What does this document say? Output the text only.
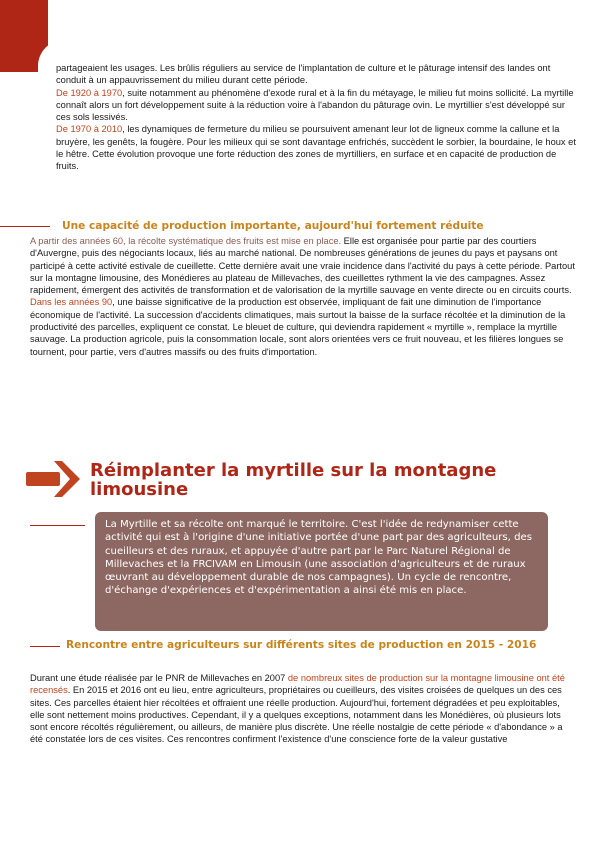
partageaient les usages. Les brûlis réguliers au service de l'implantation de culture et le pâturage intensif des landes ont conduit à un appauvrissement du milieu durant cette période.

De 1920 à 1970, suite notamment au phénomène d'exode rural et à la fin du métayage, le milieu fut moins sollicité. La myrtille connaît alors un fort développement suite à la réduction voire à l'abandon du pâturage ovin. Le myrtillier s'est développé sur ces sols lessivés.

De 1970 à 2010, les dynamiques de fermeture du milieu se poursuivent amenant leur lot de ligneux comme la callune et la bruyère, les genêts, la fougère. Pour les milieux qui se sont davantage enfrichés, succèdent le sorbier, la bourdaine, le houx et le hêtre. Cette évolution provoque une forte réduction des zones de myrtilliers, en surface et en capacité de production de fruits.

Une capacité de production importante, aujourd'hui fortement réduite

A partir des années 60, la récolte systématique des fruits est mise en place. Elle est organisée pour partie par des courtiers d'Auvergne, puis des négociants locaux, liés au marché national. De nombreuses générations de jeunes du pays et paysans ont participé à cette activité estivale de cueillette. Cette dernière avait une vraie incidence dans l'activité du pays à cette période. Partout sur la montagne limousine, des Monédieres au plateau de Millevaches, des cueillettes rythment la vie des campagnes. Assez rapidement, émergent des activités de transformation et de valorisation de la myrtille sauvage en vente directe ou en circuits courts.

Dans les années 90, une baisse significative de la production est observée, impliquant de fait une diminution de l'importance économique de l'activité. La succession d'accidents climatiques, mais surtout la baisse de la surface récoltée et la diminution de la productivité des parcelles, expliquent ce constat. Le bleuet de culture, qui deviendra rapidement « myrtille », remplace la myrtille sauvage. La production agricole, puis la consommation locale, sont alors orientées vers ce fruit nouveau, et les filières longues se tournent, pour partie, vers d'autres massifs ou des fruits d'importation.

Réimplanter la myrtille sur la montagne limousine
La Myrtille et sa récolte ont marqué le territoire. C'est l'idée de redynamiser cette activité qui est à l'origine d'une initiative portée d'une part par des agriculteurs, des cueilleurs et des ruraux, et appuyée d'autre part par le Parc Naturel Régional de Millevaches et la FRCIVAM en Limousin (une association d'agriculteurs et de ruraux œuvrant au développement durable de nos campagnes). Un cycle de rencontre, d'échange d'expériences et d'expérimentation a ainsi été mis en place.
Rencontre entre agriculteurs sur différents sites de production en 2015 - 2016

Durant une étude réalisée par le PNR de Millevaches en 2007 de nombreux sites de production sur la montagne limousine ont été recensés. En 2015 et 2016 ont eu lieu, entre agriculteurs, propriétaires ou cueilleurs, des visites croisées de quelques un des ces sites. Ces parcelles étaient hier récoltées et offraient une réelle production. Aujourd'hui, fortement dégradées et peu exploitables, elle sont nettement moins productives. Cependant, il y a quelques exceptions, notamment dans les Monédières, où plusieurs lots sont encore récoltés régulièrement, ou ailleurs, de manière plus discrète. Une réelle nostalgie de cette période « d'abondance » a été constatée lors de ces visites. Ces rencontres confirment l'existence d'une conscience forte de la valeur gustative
____
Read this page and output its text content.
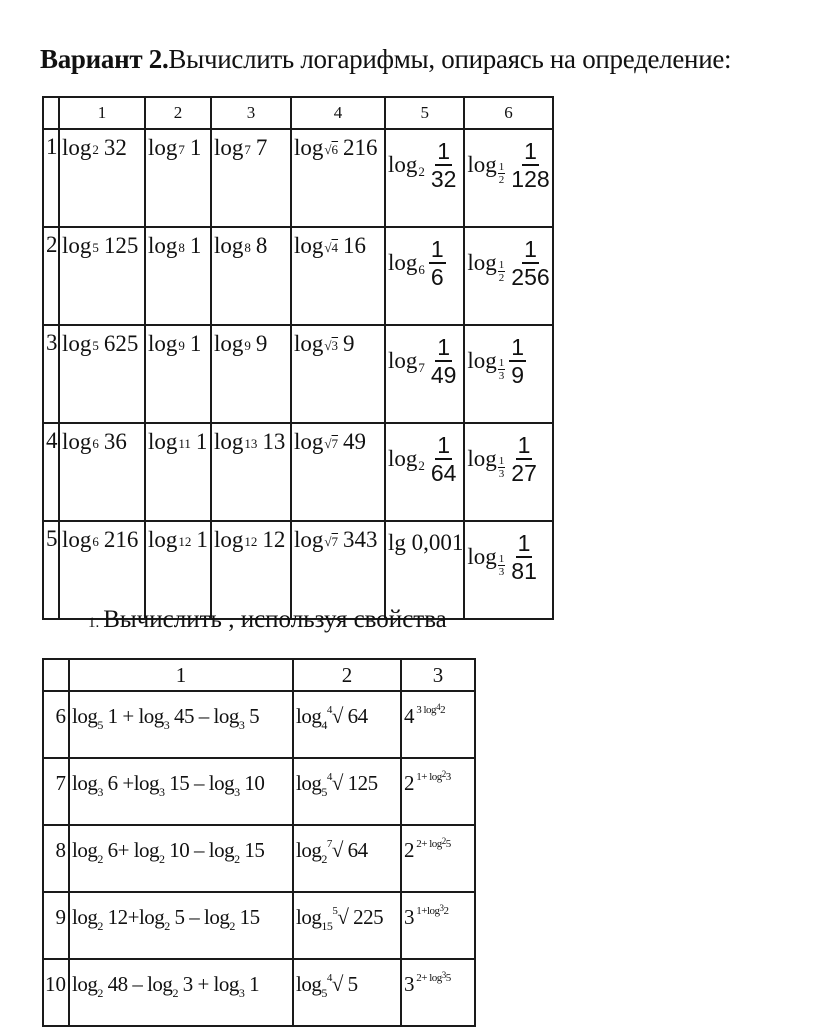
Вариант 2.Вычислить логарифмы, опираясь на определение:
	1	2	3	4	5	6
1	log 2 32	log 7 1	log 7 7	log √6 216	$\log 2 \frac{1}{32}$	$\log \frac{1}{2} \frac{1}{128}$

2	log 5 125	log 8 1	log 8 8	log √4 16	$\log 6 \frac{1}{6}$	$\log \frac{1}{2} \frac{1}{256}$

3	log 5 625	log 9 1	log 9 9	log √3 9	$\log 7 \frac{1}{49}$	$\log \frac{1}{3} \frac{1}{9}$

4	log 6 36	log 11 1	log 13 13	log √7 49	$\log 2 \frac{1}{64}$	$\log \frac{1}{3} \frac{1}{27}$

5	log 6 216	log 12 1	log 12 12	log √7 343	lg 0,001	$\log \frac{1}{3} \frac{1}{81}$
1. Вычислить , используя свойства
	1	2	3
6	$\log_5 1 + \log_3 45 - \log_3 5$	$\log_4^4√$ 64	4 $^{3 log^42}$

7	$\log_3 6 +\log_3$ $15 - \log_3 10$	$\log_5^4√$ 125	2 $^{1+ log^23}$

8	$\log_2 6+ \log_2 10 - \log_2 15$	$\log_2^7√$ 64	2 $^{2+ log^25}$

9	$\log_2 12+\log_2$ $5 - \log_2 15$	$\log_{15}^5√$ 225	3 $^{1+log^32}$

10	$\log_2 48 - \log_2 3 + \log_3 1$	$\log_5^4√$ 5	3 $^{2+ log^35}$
____
• Stated task: Locate the word "this" in the records and collect each line it appears in.

• Task output:
What does this document say? Output the text only.
Read this page and output its text content.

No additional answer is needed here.